Image layout annotations =>
──────
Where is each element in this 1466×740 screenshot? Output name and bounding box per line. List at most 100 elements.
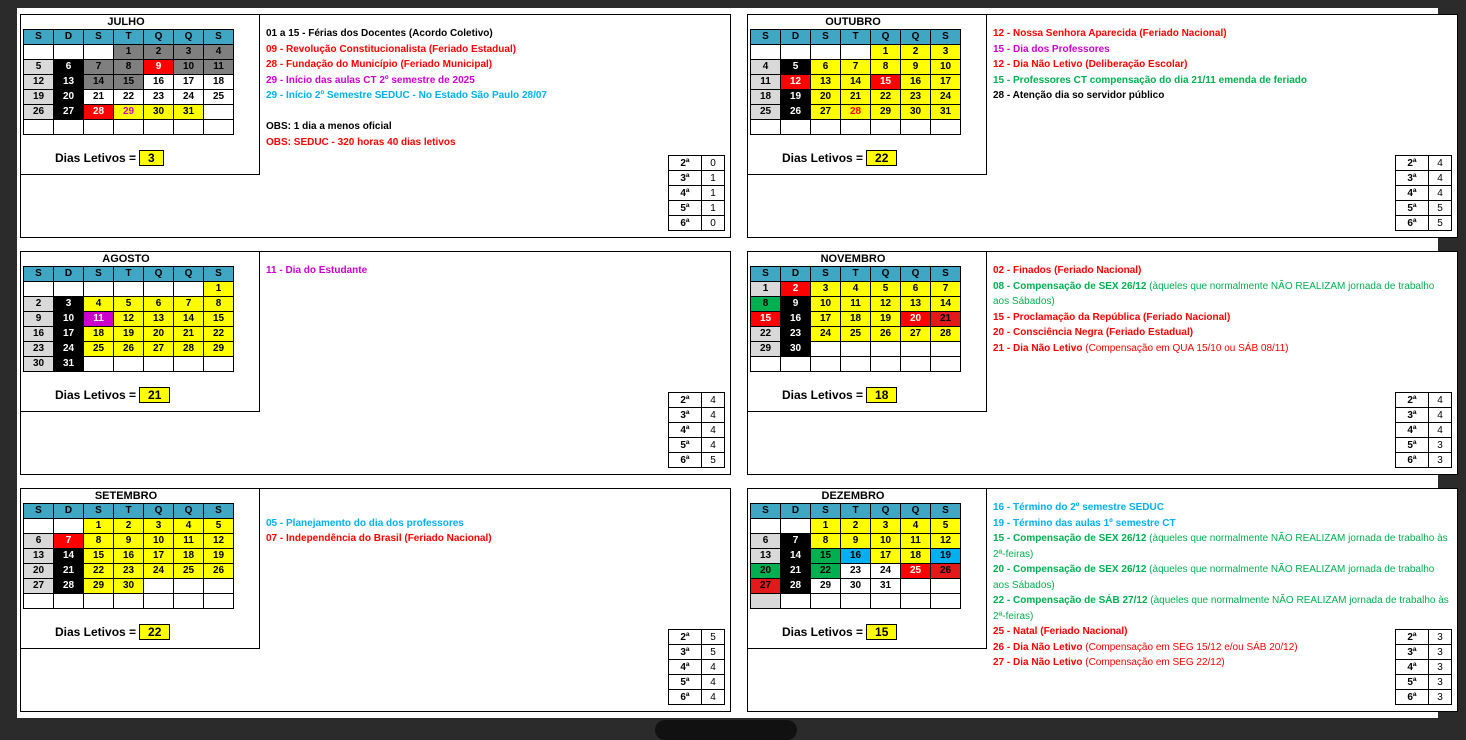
- day-cell[interactable]: 30: [901, 105, 931, 120]
- day-cell[interactable]: 26: [781, 105, 811, 120]
- day-cell[interactable]: 16: [144, 75, 174, 90]
- day-cell[interactable]: 16: [901, 75, 931, 90]
- day-cell[interactable]: 21: [54, 564, 84, 579]
- day-cell[interactable]: 20: [144, 327, 174, 342]
- day-cell[interactable]: [901, 120, 931, 135]
- day-cell[interactable]: 19: [24, 90, 54, 105]
- day-cell[interactable]: [84, 45, 114, 60]
- day-cell[interactable]: 28: [931, 327, 961, 342]
- day-cell[interactable]: 7: [54, 534, 84, 549]
- day-cell[interactable]: 27: [901, 327, 931, 342]
- day-cell[interactable]: 1: [751, 282, 781, 297]
- day-cell[interactable]: 7: [931, 282, 961, 297]
- day-cell[interactable]: [901, 594, 931, 609]
- day-cell[interactable]: [931, 357, 961, 372]
- day-cell[interactable]: 27: [24, 579, 54, 594]
- day-cell[interactable]: 3: [871, 519, 901, 534]
- day-cell[interactable]: [781, 519, 811, 534]
- day-cell[interactable]: 17: [871, 549, 901, 564]
- day-cell[interactable]: 21: [931, 312, 961, 327]
- day-cell[interactable]: 1: [871, 45, 901, 60]
- day-cell[interactable]: 9: [114, 534, 144, 549]
- day-cell[interactable]: 9: [24, 312, 54, 327]
- day-cell[interactable]: 3: [931, 45, 961, 60]
- day-cell[interactable]: 20: [901, 312, 931, 327]
- day-cell[interactable]: 6: [811, 60, 841, 75]
- day-cell[interactable]: 6: [901, 282, 931, 297]
- day-cell[interactable]: 3: [174, 45, 204, 60]
- day-cell[interactable]: 28: [174, 342, 204, 357]
- day-cell[interactable]: 27: [811, 105, 841, 120]
- day-cell[interactable]: [84, 357, 114, 372]
- day-cell[interactable]: 24: [144, 564, 174, 579]
- day-cell[interactable]: 15: [871, 75, 901, 90]
- day-cell[interactable]: 17: [144, 549, 174, 564]
- day-cell[interactable]: [841, 357, 871, 372]
- day-cell[interactable]: 18: [84, 327, 114, 342]
- day-cell[interactable]: 14: [54, 549, 84, 564]
- day-cell[interactable]: 28: [54, 579, 84, 594]
- day-cell[interactable]: [811, 357, 841, 372]
- day-cell[interactable]: [84, 120, 114, 135]
- day-cell[interactable]: 29: [751, 342, 781, 357]
- day-cell[interactable]: 4: [84, 297, 114, 312]
- day-cell[interactable]: 3: [54, 297, 84, 312]
- day-cell[interactable]: 29: [811, 579, 841, 594]
- day-cell[interactable]: 5: [931, 519, 961, 534]
- day-cell[interactable]: 10: [931, 60, 961, 75]
- day-cell[interactable]: 13: [144, 312, 174, 327]
- day-cell[interactable]: 16: [24, 327, 54, 342]
- day-cell[interactable]: 5: [24, 60, 54, 75]
- day-cell[interactable]: 27: [751, 579, 781, 594]
- day-cell[interactable]: [841, 120, 871, 135]
- day-cell[interactable]: 1: [84, 519, 114, 534]
- day-cell[interactable]: 22: [811, 564, 841, 579]
- day-cell[interactable]: 24: [174, 90, 204, 105]
- bottom-scroll-pill[interactable]: [655, 720, 797, 740]
- day-cell[interactable]: 26: [204, 564, 234, 579]
- day-cell[interactable]: 19: [204, 549, 234, 564]
- day-cell[interactable]: [781, 120, 811, 135]
- day-cell[interactable]: [781, 594, 811, 609]
- day-cell[interactable]: [144, 120, 174, 135]
- day-cell[interactable]: 20: [54, 90, 84, 105]
- day-cell[interactable]: 11: [174, 534, 204, 549]
- day-cell[interactable]: 30: [781, 342, 811, 357]
- day-cell[interactable]: 25: [204, 90, 234, 105]
- day-cell[interactable]: 2: [24, 297, 54, 312]
- day-cell[interactable]: [901, 579, 931, 594]
- day-cell[interactable]: 31: [174, 105, 204, 120]
- day-cell[interactable]: 23: [841, 564, 871, 579]
- day-cell[interactable]: 4: [174, 519, 204, 534]
- day-cell[interactable]: 15: [751, 312, 781, 327]
- day-cell[interactable]: 27: [54, 105, 84, 120]
- day-cell[interactable]: [144, 357, 174, 372]
- day-cell[interactable]: [871, 594, 901, 609]
- day-cell[interactable]: 7: [841, 60, 871, 75]
- day-cell[interactable]: 11: [84, 312, 114, 327]
- day-cell[interactable]: 2: [781, 282, 811, 297]
- day-cell[interactable]: 25: [901, 564, 931, 579]
- day-cell[interactable]: 17: [811, 312, 841, 327]
- day-cell[interactable]: 8: [204, 297, 234, 312]
- day-cell[interactable]: [751, 45, 781, 60]
- day-cell[interactable]: 18: [751, 90, 781, 105]
- day-cell[interactable]: 14: [174, 312, 204, 327]
- day-cell[interactable]: 23: [781, 327, 811, 342]
- day-cell[interactable]: 11: [204, 60, 234, 75]
- day-cell[interactable]: 18: [841, 312, 871, 327]
- day-cell[interactable]: [811, 120, 841, 135]
- day-cell[interactable]: 10: [54, 312, 84, 327]
- day-cell[interactable]: 18: [174, 549, 204, 564]
- day-cell[interactable]: 10: [811, 297, 841, 312]
- day-cell[interactable]: 29: [871, 105, 901, 120]
- day-cell[interactable]: 27: [144, 342, 174, 357]
- day-cell[interactable]: 10: [871, 534, 901, 549]
- day-cell[interactable]: 1: [204, 282, 234, 297]
- day-cell[interactable]: [114, 282, 144, 297]
- day-cell[interactable]: 23: [144, 90, 174, 105]
- day-cell[interactable]: 30: [24, 357, 54, 372]
- day-cell[interactable]: [751, 519, 781, 534]
- day-cell[interactable]: 5: [114, 297, 144, 312]
- day-cell[interactable]: [54, 519, 84, 534]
──────
Can you copy every one of the items above word for word, leaving the pictures out?

FULL ANSWER =>
Where is each element in this 1466×740 screenshot? Output name and bounding box per line. List at most 100 elements.
- day-cell[interactable]: 30: [901, 105, 931, 120]
- day-cell[interactable]: 26: [781, 105, 811, 120]
- day-cell[interactable]: 16: [144, 75, 174, 90]
- day-cell[interactable]: 16: [901, 75, 931, 90]
- day-cell[interactable]: 21: [54, 564, 84, 579]
- day-cell[interactable]: 20: [144, 327, 174, 342]
- day-cell[interactable]: [901, 120, 931, 135]
- day-cell[interactable]: 19: [24, 90, 54, 105]
- day-cell[interactable]: [84, 45, 114, 60]
- day-cell[interactable]: 28: [931, 327, 961, 342]
- day-cell[interactable]: 7: [54, 534, 84, 549]
- day-cell[interactable]: 27: [901, 327, 931, 342]
- day-cell[interactable]: 1: [751, 282, 781, 297]
- day-cell[interactable]: 7: [931, 282, 961, 297]
- day-cell[interactable]: [901, 594, 931, 609]
- day-cell[interactable]: [931, 357, 961, 372]
- day-cell[interactable]: 27: [24, 579, 54, 594]
- day-cell[interactable]: 3: [871, 519, 901, 534]
- day-cell[interactable]: [781, 519, 811, 534]
- day-cell[interactable]: 17: [871, 549, 901, 564]
- day-cell[interactable]: 21: [931, 312, 961, 327]
- day-cell[interactable]: 1: [871, 45, 901, 60]
- day-cell[interactable]: 9: [114, 534, 144, 549]
- day-cell[interactable]: 9: [24, 312, 54, 327]
- day-cell[interactable]: 3: [931, 45, 961, 60]
- day-cell[interactable]: 20: [901, 312, 931, 327]
- day-cell[interactable]: 6: [811, 60, 841, 75]
- day-cell[interactable]: 6: [901, 282, 931, 297]
- day-cell[interactable]: 3: [174, 45, 204, 60]
- day-cell[interactable]: 28: [174, 342, 204, 357]
- day-cell[interactable]: 27: [811, 105, 841, 120]
- day-cell[interactable]: [84, 357, 114, 372]
- day-cell[interactable]: 24: [144, 564, 174, 579]
- day-cell[interactable]: 15: [871, 75, 901, 90]
- day-cell[interactable]: 17: [144, 549, 174, 564]
- day-cell[interactable]: [841, 357, 871, 372]
- day-cell[interactable]: 18: [84, 327, 114, 342]
- day-cell[interactable]: 14: [54, 549, 84, 564]
- day-cell[interactable]: 28: [54, 579, 84, 594]
- day-cell[interactable]: [811, 357, 841, 372]
- day-cell[interactable]: [84, 120, 114, 135]
- day-cell[interactable]: 29: [751, 342, 781, 357]
- day-cell[interactable]: 4: [84, 297, 114, 312]
- day-cell[interactable]: 3: [54, 297, 84, 312]
- day-cell[interactable]: 29: [811, 579, 841, 594]
- day-cell[interactable]: 5: [931, 519, 961, 534]
- day-cell[interactable]: 10: [931, 60, 961, 75]
- day-cell[interactable]: 13: [144, 312, 174, 327]
- day-cell[interactable]: 16: [24, 327, 54, 342]
- day-cell[interactable]: 5: [24, 60, 54, 75]
- day-cell[interactable]: 27: [751, 579, 781, 594]
- day-cell[interactable]: [841, 120, 871, 135]
- day-cell[interactable]: 1: [84, 519, 114, 534]
- day-cell[interactable]: 22: [811, 564, 841, 579]
- day-cell[interactable]: 24: [174, 90, 204, 105]
- bottom-scroll-pill[interactable]: [655, 720, 797, 740]
- day-cell[interactable]: 26: [204, 564, 234, 579]
- day-cell[interactable]: 19: [204, 549, 234, 564]
- day-cell[interactable]: [781, 120, 811, 135]
- day-cell[interactable]: [781, 594, 811, 609]
- day-cell[interactable]: [144, 120, 174, 135]
- day-cell[interactable]: 20: [54, 90, 84, 105]
- day-cell[interactable]: 11: [174, 534, 204, 549]
- day-cell[interactable]: 30: [781, 342, 811, 357]
- day-cell[interactable]: 25: [204, 90, 234, 105]
- day-cell[interactable]: 2: [24, 297, 54, 312]
- day-cell[interactable]: [901, 579, 931, 594]
- day-cell[interactable]: 31: [174, 105, 204, 120]
- day-cell[interactable]: 23: [841, 564, 871, 579]
- day-cell[interactable]: 4: [174, 519, 204, 534]
- day-cell[interactable]: 15: [751, 312, 781, 327]
- day-cell[interactable]: 27: [54, 105, 84, 120]
- day-cell[interactable]: [144, 357, 174, 372]
- day-cell[interactable]: [871, 594, 901, 609]
- day-cell[interactable]: 7: [841, 60, 871, 75]
- day-cell[interactable]: 11: [84, 312, 114, 327]
- day-cell[interactable]: 2: [781, 282, 811, 297]
- day-cell[interactable]: 25: [901, 564, 931, 579]
- day-cell[interactable]: 17: [811, 312, 841, 327]
- day-cell[interactable]: 8: [204, 297, 234, 312]
- day-cell[interactable]: [751, 45, 781, 60]
- day-cell[interactable]: 18: [751, 90, 781, 105]
- day-cell[interactable]: 14: [174, 312, 204, 327]
- day-cell[interactable]: 23: [781, 327, 811, 342]
- day-cell[interactable]: 11: [204, 60, 234, 75]
- day-cell[interactable]: 18: [841, 312, 871, 327]
- day-cell[interactable]: [811, 120, 841, 135]
- day-cell[interactable]: 10: [54, 312, 84, 327]
- day-cell[interactable]: 18: [174, 549, 204, 564]
- day-cell[interactable]: 10: [811, 297, 841, 312]
- day-cell[interactable]: 29: [871, 105, 901, 120]
- day-cell[interactable]: 27: [144, 342, 174, 357]
- day-cell[interactable]: 10: [871, 534, 901, 549]
- day-cell[interactable]: 1: [204, 282, 234, 297]
- day-cell[interactable]: [114, 282, 144, 297]
- day-cell[interactable]: 23: [144, 90, 174, 105]
- day-cell[interactable]: 30: [24, 357, 54, 372]
- day-cell[interactable]: [751, 519, 781, 534]
- day-cell[interactable]: 5: [114, 297, 144, 312]
- day-cell[interactable]: [54, 519, 84, 534]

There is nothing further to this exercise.